**Problem to work on**
The listing must be reproduced in full, exactly as it stands.

::::

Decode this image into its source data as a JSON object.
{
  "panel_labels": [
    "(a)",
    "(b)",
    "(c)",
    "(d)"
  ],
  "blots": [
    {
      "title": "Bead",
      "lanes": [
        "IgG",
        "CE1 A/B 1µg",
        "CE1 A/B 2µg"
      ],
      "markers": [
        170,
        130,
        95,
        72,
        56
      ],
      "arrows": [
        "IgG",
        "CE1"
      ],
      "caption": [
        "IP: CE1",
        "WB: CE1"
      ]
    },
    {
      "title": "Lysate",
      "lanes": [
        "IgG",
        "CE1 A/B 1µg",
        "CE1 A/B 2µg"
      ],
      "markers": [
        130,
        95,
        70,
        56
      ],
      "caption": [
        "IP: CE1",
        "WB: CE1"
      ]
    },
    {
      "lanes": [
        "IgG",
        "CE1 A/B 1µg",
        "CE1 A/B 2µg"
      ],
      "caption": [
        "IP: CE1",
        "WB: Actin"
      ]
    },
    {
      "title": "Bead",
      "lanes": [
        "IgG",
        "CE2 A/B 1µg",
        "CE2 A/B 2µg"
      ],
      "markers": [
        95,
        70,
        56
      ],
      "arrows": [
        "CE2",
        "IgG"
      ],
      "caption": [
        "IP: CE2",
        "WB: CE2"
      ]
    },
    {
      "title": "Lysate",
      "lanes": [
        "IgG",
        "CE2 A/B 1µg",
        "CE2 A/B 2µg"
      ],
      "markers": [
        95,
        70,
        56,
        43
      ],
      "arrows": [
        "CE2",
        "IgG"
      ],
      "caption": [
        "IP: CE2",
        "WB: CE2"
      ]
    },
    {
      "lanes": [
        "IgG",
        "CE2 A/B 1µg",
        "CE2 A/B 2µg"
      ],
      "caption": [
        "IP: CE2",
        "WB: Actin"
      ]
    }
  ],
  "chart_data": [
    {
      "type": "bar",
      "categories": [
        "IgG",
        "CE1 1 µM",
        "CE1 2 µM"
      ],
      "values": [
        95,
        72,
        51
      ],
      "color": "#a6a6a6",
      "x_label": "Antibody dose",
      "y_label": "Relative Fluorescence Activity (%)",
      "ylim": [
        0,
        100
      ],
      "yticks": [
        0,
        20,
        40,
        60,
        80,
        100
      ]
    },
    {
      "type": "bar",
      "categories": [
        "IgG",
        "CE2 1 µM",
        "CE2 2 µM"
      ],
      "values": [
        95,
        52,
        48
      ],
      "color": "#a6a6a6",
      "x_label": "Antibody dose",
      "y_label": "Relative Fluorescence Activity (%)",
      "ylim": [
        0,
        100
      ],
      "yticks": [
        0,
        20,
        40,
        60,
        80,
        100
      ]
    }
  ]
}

::::

**Written solution**
Decode this image into its source data as a JSON object.
{
  "panel_labels": [
    "(a)",
    "(b)",
    "(c)",
    "(d)"
  ],
  "blots": [
    {
      "title": "Bead",
      "lanes": [
        "IgG",
        "CE1 A/B 1µg",
        "CE1 A/B 2µg"
      ],
      "markers": [
        170,
        130,
        95,
        72,
        56
      ],
      "arrows": [
        "IgG",
        "CE1"
      ],
      "caption": [
        "IP: CE1",
        "WB: CE1"
      ]
    },
    {
      "title": "Lysate",
      "lanes": [
        "IgG",
        "CE1 A/B 1µg",
        "CE1 A/B 2µg"
      ],
      "markers": [
        130,
        95,
        70,
        56
      ],
      "caption": [
        "IP: CE1",
        "WB: CE1"
      ]
    },
    {
      "lanes": [
        "IgG",
        "CE1 A/B 1µg",
        "CE1 A/B 2µg"
      ],
      "caption": [
        "IP: CE1",
        "WB: Actin"
      ]
    },
    {
      "title": "Bead",
      "lanes": [
        "IgG",
        "CE2 A/B 1µg",
        "CE2 A/B 2µg"
      ],
      "markers": [
        95,
        70,
        56
      ],
      "arrows": [
        "CE2",
        "IgG"
      ],
      "caption": [
        "IP: CE2",
        "WB: CE2"
      ]
    },
    {
      "title": "Lysate",
      "lanes": [
        "IgG",
        "CE2 A/B 1µg",
        "CE2 A/B 2µg"
      ],
      "markers": [
        95,
        70,
        56,
        43
      ],
      "arrows": [
        "CE2",
        "IgG"
      ],
      "caption": [
        "IP: CE2",
        "WB: CE2"
      ]
    },
    {
      "lanes": [
        "IgG",
        "CE2 A/B 1µg",
        "CE2 A/B 2µg"
      ],
      "caption": [
        "IP: CE2",
        "WB: Actin"
      ]
    }
  ],
  "chart_data": [
    {
      "type": "bar",
      "categories": [
        "IgG",
        "CE1 1 µM",
        "CE1 2 µM"
      ],
      "values": [
        95,
        72,
        51
      ],
      "color": "#a6a6a6",
      "x_label": "Antibody dose",
      "y_label": "Relative Fluorescence Activity (%)",
      "ylim": [
        0,
        100
      ],
      "yticks": [
        0,
        20,
        40,
        60,
        80,
        100
      ]
    },
    {
      "type": "bar",
      "categories": [
        "IgG",
        "CE2 1 µM",
        "CE2 2 µM"
      ],
      "values": [
        95,
        52,
        48
      ],
      "color": "#a6a6a6",
      "x_label": "Antibody dose",
      "y_label": "Relative Fluorescence Activity (%)",
      "ylim": [
        0,
        100
      ],
      "yticks": [
        0,
        20,
        40,
        60,
        80,
        100
      ]
    }
  ]
}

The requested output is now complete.